- Given exercise -
Copy out every line of the data below word for word, leaving out the picture lines.
-- Start Records for processing --
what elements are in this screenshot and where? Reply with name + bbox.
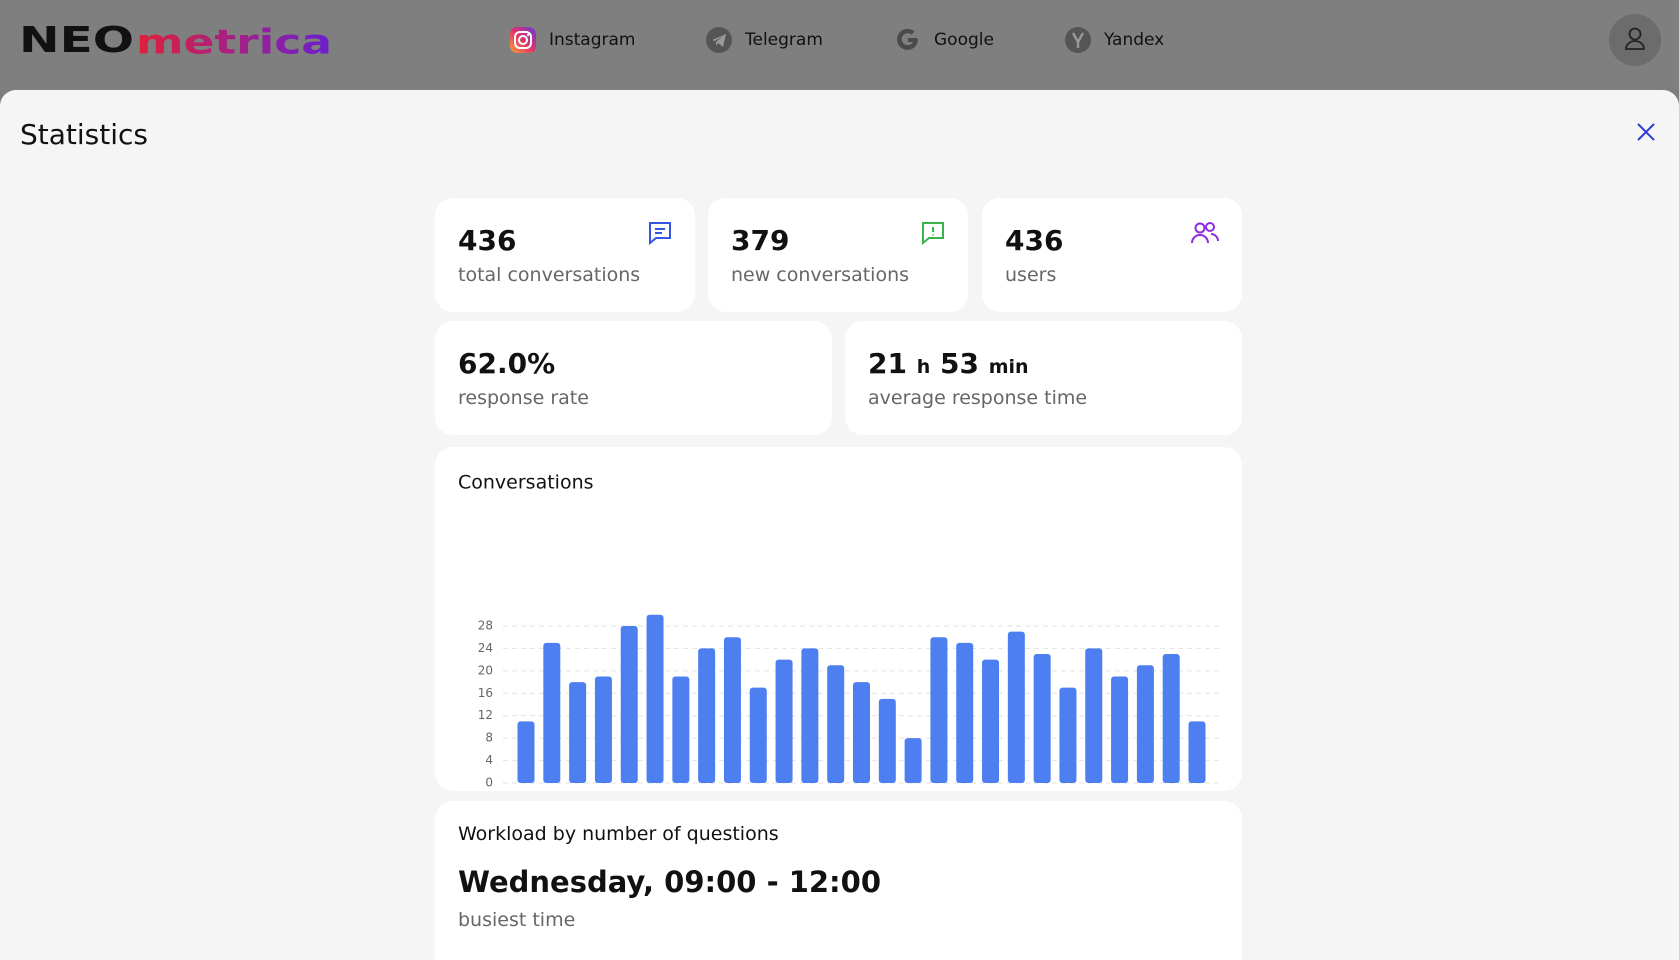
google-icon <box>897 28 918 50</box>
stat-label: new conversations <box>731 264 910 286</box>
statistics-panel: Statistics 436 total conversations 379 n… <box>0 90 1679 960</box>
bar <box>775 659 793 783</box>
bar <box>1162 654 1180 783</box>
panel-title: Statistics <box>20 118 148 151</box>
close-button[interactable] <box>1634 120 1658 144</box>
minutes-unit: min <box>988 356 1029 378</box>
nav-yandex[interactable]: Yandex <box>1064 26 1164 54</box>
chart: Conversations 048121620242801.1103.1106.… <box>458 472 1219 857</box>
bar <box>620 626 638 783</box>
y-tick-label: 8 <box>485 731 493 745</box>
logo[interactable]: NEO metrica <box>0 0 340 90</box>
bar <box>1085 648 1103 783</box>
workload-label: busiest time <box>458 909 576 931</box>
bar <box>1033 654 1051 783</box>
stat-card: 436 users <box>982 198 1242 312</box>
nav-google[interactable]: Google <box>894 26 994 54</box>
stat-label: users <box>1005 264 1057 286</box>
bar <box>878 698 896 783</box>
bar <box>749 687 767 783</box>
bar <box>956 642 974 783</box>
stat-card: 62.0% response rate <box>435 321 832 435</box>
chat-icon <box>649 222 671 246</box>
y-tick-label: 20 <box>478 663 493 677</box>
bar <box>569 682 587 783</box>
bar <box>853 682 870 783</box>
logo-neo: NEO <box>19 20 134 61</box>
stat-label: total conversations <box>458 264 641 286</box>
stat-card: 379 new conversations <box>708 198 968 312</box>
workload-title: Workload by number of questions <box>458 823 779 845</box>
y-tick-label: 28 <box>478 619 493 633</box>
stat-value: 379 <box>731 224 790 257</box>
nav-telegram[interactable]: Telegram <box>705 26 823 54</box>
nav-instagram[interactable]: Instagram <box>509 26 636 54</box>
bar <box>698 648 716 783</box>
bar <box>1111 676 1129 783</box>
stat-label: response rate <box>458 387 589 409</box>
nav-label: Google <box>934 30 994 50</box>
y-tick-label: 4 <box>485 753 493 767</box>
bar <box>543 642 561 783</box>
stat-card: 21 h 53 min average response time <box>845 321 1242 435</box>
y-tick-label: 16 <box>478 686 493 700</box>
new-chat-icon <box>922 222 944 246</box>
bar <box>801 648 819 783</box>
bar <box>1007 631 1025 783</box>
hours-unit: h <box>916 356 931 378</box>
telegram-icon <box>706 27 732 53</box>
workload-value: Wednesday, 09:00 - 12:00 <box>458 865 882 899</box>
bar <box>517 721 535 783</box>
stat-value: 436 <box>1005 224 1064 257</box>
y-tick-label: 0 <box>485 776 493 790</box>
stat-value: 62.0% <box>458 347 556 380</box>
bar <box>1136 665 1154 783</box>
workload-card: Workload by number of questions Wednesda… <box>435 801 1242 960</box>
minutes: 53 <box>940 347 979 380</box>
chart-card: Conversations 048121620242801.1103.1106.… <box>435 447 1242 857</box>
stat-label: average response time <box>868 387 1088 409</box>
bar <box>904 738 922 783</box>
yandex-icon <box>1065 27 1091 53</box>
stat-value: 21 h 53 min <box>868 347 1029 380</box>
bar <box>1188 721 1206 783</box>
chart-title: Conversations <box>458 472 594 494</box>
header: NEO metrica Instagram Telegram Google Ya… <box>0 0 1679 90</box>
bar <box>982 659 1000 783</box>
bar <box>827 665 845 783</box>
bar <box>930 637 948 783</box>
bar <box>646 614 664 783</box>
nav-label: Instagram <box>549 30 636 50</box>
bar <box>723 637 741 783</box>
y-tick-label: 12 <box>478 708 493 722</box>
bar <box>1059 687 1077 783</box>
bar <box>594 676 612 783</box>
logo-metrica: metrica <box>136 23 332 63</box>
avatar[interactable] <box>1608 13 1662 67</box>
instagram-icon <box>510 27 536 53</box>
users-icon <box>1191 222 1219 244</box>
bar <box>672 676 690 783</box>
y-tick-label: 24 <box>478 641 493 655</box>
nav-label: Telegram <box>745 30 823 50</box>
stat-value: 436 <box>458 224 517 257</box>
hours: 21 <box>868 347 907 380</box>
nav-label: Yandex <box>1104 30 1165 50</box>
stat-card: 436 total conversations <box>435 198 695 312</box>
-- End Records for processing --
- The completed task -
what elements are in this screenshot and where? Reply with name + bbox.
google-icon <box>897 28 918 50</box>
stat-label: new conversations <box>731 264 910 286</box>
statistics-panel: Statistics 436 total conversations 379 n… <box>0 90 1679 960</box>
bar <box>775 659 793 783</box>
bar <box>1162 654 1180 783</box>
panel-title: Statistics <box>20 118 148 151</box>
close-button[interactable] <box>1634 120 1658 144</box>
minutes-unit: min <box>988 356 1029 378</box>
nav-yandex[interactable]: Yandex <box>1064 26 1164 54</box>
chart: Conversations 048121620242801.1103.1106.… <box>458 472 1219 857</box>
bar <box>620 626 638 783</box>
y-tick-label: 8 <box>485 731 493 745</box>
logo[interactable]: NEO metrica <box>0 0 340 90</box>
bar <box>1085 648 1103 783</box>
workload-label: busiest time <box>458 909 576 931</box>
bar <box>1033 654 1051 783</box>
stat-card: 436 users <box>982 198 1242 312</box>
nav-google[interactable]: Google <box>894 26 994 54</box>
stat-label: users <box>1005 264 1057 286</box>
bar <box>878 698 896 783</box>
bar <box>749 687 767 783</box>
bar <box>956 642 974 783</box>
stat-card: 62.0% response rate <box>435 321 832 435</box>
chat-icon <box>649 222 671 246</box>
y-tick-label: 20 <box>478 663 493 677</box>
bar <box>569 682 587 783</box>
bar <box>853 682 870 783</box>
logo-neo: NEO <box>19 20 134 61</box>
stat-label: total conversations <box>458 264 641 286</box>
stat-card: 379 new conversations <box>708 198 968 312</box>
workload-title: Workload by number of questions <box>458 823 779 845</box>
y-tick-label: 28 <box>478 619 493 633</box>
stat-value: 379 <box>731 224 790 257</box>
nav-telegram[interactable]: Telegram <box>705 26 823 54</box>
nav-instagram[interactable]: Instagram <box>509 26 636 54</box>
bar <box>698 648 716 783</box>
bar <box>1111 676 1129 783</box>
stat-label: response rate <box>458 387 589 409</box>
nav-label: Google <box>934 30 994 50</box>
y-tick-label: 4 <box>485 753 493 767</box>
bar <box>543 642 561 783</box>
stat-card: 21 h 53 min average response time <box>845 321 1242 435</box>
y-tick-label: 16 <box>478 686 493 700</box>
new-chat-icon <box>922 222 944 246</box>
bar <box>801 648 819 783</box>
bar <box>1007 631 1025 783</box>
hours-unit: h <box>916 356 931 378</box>
telegram-icon <box>706 27 732 53</box>
workload-value: Wednesday, 09:00 - 12:00 <box>458 865 882 899</box>
bar <box>517 721 535 783</box>
stat-value: 436 <box>1005 224 1064 257</box>
y-tick-label: 0 <box>485 776 493 790</box>
stat-value: 62.0% <box>458 347 556 380</box>
bar <box>1136 665 1154 783</box>
workload-card: Workload by number of questions Wednesda… <box>435 801 1242 960</box>
minutes: 53 <box>940 347 979 380</box>
chart-card: Conversations 048121620242801.1103.1106.… <box>435 447 1242 857</box>
stat-label: average response time <box>868 387 1088 409</box>
bar <box>904 738 922 783</box>
yandex-icon <box>1065 27 1091 53</box>
stat-value: 21 h 53 min <box>868 347 1029 380</box>
bar <box>1188 721 1206 783</box>
chart-title: Conversations <box>458 472 594 494</box>
header: NEO metrica Instagram Telegram Google Ya… <box>0 0 1679 90</box>
bar <box>982 659 1000 783</box>
bar <box>827 665 845 783</box>
bar <box>930 637 948 783</box>
bar <box>646 614 664 783</box>
nav-label: Instagram <box>549 30 636 50</box>
bar <box>723 637 741 783</box>
y-tick-label: 12 <box>478 708 493 722</box>
bar <box>1059 687 1077 783</box>
bar <box>594 676 612 783</box>
logo-metrica: metrica <box>136 23 332 63</box>
avatar[interactable] <box>1608 13 1662 67</box>
instagram-icon <box>510 27 536 53</box>
users-icon <box>1191 222 1219 244</box>
bar <box>672 676 690 783</box>
y-tick-label: 24 <box>478 641 493 655</box>
nav-label: Telegram <box>745 30 823 50</box>
stat-value: 436 <box>458 224 517 257</box>
hours: 21 <box>868 347 907 380</box>
nav-label: Yandex <box>1104 30 1165 50</box>
stat-card: 436 total conversations <box>435 198 695 312</box>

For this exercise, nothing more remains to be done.